— START RECORD LIST —
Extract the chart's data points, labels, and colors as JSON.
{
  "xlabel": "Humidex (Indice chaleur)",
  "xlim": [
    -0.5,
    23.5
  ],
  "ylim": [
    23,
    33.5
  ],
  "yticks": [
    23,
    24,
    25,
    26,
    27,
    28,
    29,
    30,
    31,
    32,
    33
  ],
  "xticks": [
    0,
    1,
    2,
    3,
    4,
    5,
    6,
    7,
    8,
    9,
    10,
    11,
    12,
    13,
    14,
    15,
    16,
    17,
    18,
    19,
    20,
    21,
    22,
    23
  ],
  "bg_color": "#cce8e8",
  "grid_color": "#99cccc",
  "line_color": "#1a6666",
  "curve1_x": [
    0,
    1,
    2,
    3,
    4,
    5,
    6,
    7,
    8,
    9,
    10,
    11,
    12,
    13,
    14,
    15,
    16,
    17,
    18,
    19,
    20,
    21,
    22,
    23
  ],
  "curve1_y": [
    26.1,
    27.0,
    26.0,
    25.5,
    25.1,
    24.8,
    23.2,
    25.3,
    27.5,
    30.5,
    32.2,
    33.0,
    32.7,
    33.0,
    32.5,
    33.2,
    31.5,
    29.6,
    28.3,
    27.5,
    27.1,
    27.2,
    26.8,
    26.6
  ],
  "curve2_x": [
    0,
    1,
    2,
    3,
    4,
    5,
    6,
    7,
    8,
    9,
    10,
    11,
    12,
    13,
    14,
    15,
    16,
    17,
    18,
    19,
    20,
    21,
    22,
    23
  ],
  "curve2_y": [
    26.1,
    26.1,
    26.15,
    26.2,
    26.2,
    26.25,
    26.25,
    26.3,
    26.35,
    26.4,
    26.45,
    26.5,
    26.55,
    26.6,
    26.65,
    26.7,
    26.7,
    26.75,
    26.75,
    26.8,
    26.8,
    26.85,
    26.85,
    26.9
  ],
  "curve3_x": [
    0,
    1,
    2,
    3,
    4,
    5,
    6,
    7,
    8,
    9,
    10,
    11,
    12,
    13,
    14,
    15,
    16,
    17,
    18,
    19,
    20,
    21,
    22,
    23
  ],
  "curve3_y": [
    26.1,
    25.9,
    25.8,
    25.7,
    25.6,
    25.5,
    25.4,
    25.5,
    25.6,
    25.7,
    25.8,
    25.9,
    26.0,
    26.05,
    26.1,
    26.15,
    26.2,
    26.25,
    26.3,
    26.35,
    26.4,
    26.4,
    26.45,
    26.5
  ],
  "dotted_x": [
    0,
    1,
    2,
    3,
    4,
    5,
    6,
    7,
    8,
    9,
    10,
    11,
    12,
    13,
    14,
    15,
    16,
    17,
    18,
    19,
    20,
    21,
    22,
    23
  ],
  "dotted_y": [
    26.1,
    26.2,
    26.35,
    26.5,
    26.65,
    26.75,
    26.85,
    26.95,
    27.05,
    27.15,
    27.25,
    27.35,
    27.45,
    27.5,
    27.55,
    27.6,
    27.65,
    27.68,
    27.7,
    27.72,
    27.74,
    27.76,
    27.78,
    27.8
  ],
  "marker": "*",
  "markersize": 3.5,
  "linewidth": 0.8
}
— END RECORD LIST —
### SHORT PROBLEM
Output the full listing exactly as it stands.

### TASK ANSWER
Extract the chart's data points, labels, and colors as JSON.
{
  "xlabel": "Humidex (Indice chaleur)",
  "xlim": [
    -0.5,
    23.5
  ],
  "ylim": [
    23,
    33.5
  ],
  "yticks": [
    23,
    24,
    25,
    26,
    27,
    28,
    29,
    30,
    31,
    32,
    33
  ],
  "xticks": [
    0,
    1,
    2,
    3,
    4,
    5,
    6,
    7,
    8,
    9,
    10,
    11,
    12,
    13,
    14,
    15,
    16,
    17,
    18,
    19,
    20,
    21,
    22,
    23
  ],
  "bg_color": "#cce8e8",
  "grid_color": "#99cccc",
  "line_color": "#1a6666",
  "curve1_x": [
    0,
    1,
    2,
    3,
    4,
    5,
    6,
    7,
    8,
    9,
    10,
    11,
    12,
    13,
    14,
    15,
    16,
    17,
    18,
    19,
    20,
    21,
    22,
    23
  ],
  "curve1_y": [
    26.1,
    27.0,
    26.0,
    25.5,
    25.1,
    24.8,
    23.2,
    25.3,
    27.5,
    30.5,
    32.2,
    33.0,
    32.7,
    33.0,
    32.5,
    33.2,
    31.5,
    29.6,
    28.3,
    27.5,
    27.1,
    27.2,
    26.8,
    26.6
  ],
  "curve2_x": [
    0,
    1,
    2,
    3,
    4,
    5,
    6,
    7,
    8,
    9,
    10,
    11,
    12,
    13,
    14,
    15,
    16,
    17,
    18,
    19,
    20,
    21,
    22,
    23
  ],
  "curve2_y": [
    26.1,
    26.1,
    26.15,
    26.2,
    26.2,
    26.25,
    26.25,
    26.3,
    26.35,
    26.4,
    26.45,
    26.5,
    26.55,
    26.6,
    26.65,
    26.7,
    26.7,
    26.75,
    26.75,
    26.8,
    26.8,
    26.85,
    26.85,
    26.9
  ],
  "curve3_x": [
    0,
    1,
    2,
    3,
    4,
    5,
    6,
    7,
    8,
    9,
    10,
    11,
    12,
    13,
    14,
    15,
    16,
    17,
    18,
    19,
    20,
    21,
    22,
    23
  ],
  "curve3_y": [
    26.1,
    25.9,
    25.8,
    25.7,
    25.6,
    25.5,
    25.4,
    25.5,
    25.6,
    25.7,
    25.8,
    25.9,
    26.0,
    26.05,
    26.1,
    26.15,
    26.2,
    26.25,
    26.3,
    26.35,
    26.4,
    26.4,
    26.45,
    26.5
  ],
  "dotted_x": [
    0,
    1,
    2,
    3,
    4,
    5,
    6,
    7,
    8,
    9,
    10,
    11,
    12,
    13,
    14,
    15,
    16,
    17,
    18,
    19,
    20,
    21,
    22,
    23
  ],
  "dotted_y": [
    26.1,
    26.2,
    26.35,
    26.5,
    26.65,
    26.75,
    26.85,
    26.95,
    27.05,
    27.15,
    27.25,
    27.35,
    27.45,
    27.5,
    27.55,
    27.6,
    27.65,
    27.68,
    27.7,
    27.72,
    27.74,
    27.76,
    27.78,
    27.8
  ],
  "marker": "*",
  "markersize": 3.5,
  "linewidth": 0.8
}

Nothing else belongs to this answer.